Start of GIVEN INFORMATION

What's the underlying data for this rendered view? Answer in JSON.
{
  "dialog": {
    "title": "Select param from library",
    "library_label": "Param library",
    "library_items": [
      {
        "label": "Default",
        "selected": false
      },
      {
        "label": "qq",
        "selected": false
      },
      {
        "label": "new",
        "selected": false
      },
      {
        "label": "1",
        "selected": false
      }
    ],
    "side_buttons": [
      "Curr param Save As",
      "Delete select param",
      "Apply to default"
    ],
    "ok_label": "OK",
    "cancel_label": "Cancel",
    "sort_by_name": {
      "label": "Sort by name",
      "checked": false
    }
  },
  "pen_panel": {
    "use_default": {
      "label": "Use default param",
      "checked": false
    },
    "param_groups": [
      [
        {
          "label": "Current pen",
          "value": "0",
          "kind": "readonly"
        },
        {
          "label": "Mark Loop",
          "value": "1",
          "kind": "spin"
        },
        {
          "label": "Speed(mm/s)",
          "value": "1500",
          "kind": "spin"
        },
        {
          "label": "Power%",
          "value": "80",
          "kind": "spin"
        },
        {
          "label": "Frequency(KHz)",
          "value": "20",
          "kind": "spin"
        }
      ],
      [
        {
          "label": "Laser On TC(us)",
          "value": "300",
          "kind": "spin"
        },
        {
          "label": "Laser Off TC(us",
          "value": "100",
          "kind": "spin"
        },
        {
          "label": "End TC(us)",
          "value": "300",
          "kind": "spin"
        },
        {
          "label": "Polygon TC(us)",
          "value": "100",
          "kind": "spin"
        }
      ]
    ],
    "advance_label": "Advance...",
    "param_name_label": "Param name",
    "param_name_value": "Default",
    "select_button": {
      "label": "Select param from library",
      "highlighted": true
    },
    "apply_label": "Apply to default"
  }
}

End of GIVEN INFORMATION

> [TASK OBJECTIVE]: Please output the entries above, every line exactly as it reads.

> [OUTPUT OF THE TASK]:
What's the underlying data for this rendered view? Answer in JSON.
{
  "dialog": {
    "title": "Select param from library",
    "library_label": "Param library",
    "library_items": [
      {
        "label": "Default",
        "selected": false
      },
      {
        "label": "qq",
        "selected": false
      },
      {
        "label": "new",
        "selected": false
      },
      {
        "label": "1",
        "selected": false
      }
    ],
    "side_buttons": [
      "Curr param Save As",
      "Delete select param",
      "Apply to default"
    ],
    "ok_label": "OK",
    "cancel_label": "Cancel",
    "sort_by_name": {
      "label": "Sort by name",
      "checked": false
    }
  },
  "pen_panel": {
    "use_default": {
      "label": "Use default param",
      "checked": false
    },
    "param_groups": [
      [
        {
          "label": "Current pen",
          "value": "0",
          "kind": "readonly"
        },
        {
          "label": "Mark Loop",
          "value": "1",
          "kind": "spin"
        },
        {
          "label": "Speed(mm/s)",
          "value": "1500",
          "kind": "spin"
        },
        {
          "label": "Power%",
          "value": "80",
          "kind": "spin"
        },
        {
          "label": "Frequency(KHz)",
          "value": "20",
          "kind": "spin"
        }
      ],
      [
        {
          "label": "Laser On TC(us)",
          "value": "300",
          "kind": "spin"
        },
        {
          "label": "Laser Off TC(us",
          "value": "100",
          "kind": "spin"
        },
        {
          "label": "End TC(us)",
          "value": "300",
          "kind": "spin"
        },
        {
          "label": "Polygon TC(us)",
          "value": "100",
          "kind": "spin"
        }
      ]
    ],
    "advance_label": "Advance...",
    "param_name_label": "Param name",
    "param_name_value": "Default",
    "select_button": {
      "label": "Select param from library",
      "highlighted": true
    },
    "apply_label": "Apply to default"
  }
}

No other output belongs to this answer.